RECORDS FOR THE TASK
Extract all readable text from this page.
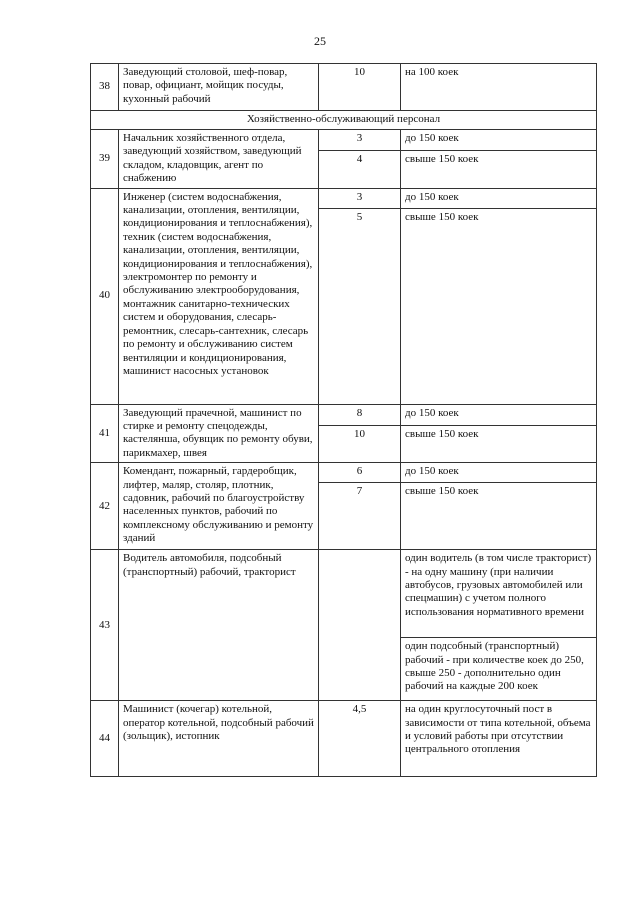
25
38	Заведующий столовой, шеф-повар, повар, официант, мойщик посуды, кухонный рабочий	10	на 100 коек
Хозяйственно-обслуживающий персонал			
39	Начальник хозяйственного отдела, заведующий хозяйством, заведующий складом, кладовщик, агент по снабжению	3	до 150 коек
		4	свыше 150 коек
40	Инженер (систем водоснабжения, канализации, отопления, вентиляции, кондиционирования и теплоснабжения), техник (систем водоснабжения, канализации, отопления, вентиляции, кондиционирования и теплоснабжения), электромонтер по ремонту и обслуживанию электрооборудования, монтажник санитарно-технических систем и оборудования, слесарь-ремонтник, слесарь-сантехник, слесарь по ремонту и обслуживанию систем вентиляции и кондиционирования, машинист насосных установок	3	до 150 коек
		5	свыше 150 коек
41	Заведующий прачечной, машинист по стирке и ремонту спецодежды, кастелянша, обувщик по ремонту обуви, парикмахер, швея	8	до 150 коек
		10	свыше 150 коек
42	Комендант, пожарный, гардеробщик, лифтер, маляр, столяр, плотник, садовник, рабочий по благоустройству населенных пунктов, рабочий по комплексному обслуживанию и ремонту зданий	6	до 150 коек
		7	свыше 150 коек
43	Водитель автомобиля, подсобный (транспортный) рабочий, тракторист		один водитель (в том числе тракторист) - на одну машину (при наличии автобусов, грузовых автомобилей или спецмашин) с учетом полного использования нормативного времени
			один подсобный (транспортный) рабочий - при количестве коек до 250, свыше 250 - дополнительно один рабочий на каждые 200 коек
44	Машинист (кочегар) котельной, оператор котельной, подсобный рабочий (зольщик), истопник	4,5	на один круглосуточный пост в зависимости от типа котельной, объема и условий работы при отсутствии центрального отопления
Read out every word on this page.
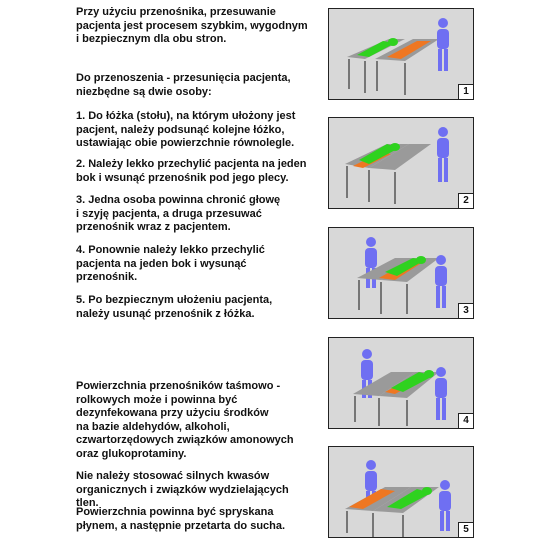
Przy użyciu przenośnika, przesuwanie
pacjenta jest procesem szybkim, wygodnym
i bezpiecznym dla obu stron.

Do przenoszenia - przesunięcia pacjenta,
niezbędne są dwie osoby:

1. Do łóżka (stołu), na którym ułożony jest
pacjent, należy podsunąć kolejne łóżko,
ustawiając obie powierzchnie równolegle.

2. Należy lekko przechylić pacjenta na jeden
bok i wsunąć przenośnik pod jego plecy.

3. Jedna osoba powinna chronić głowę
i szyję pacjenta, a druga przesuwać
przenośnik wraz z pacjentem.

4. Ponownie należy lekko przechylić
pacjenta na jeden bok i wysunąć
przenośnik.

5. Po bezpiecznym ułożeniu pacjenta,
należy usunąć przenośnik z łóżka.

Powierzchnia przenośników taśmowo -
rolkowych może i powinna być
dezynfekowana przy użyciu środków
na bazie aldehydów, alkoholi,
czwartorzędowych związków amonowych
oraz glukoprotaminy.

Nie należy stosować silnych kwasów
organicznych i związków wydzielających tlen.

Powierzchnia powinna być spryskana
płynem, a następnie przetarta do sucha.

1
2
3
4
5
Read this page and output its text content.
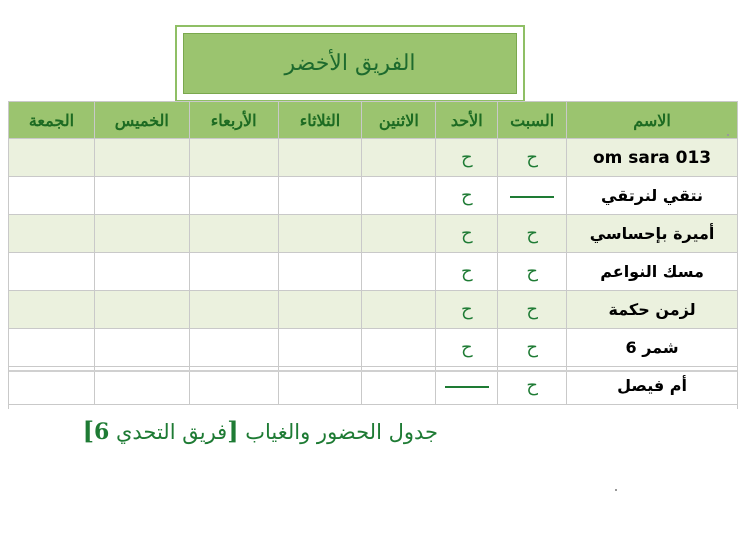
الفريق الأخضر
الجمعة	الخميس	الأربعاء	الثلاثاء	الاثنين	الأحد	السبت	الاسم
					ح	ح	om sara 013
					ح		نتقي لنرتقي
					ح	ح	أميرة بإحساسي
					ح	ح	مسك النواعم
					ح	ح	لزمن حكمة
					ح	ح	شمر 6
						ح	أم فيصل
جدول الحضور والغياب [فريق التحدي 6]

TASK REQUIREMENTS
Scan the material line by line and report each one that contains "łóżka".

REPLY TO THE TASK
1. Do łóżka (stołu), na którym ułożony jest
należy usunąć przenośnik z łóżka.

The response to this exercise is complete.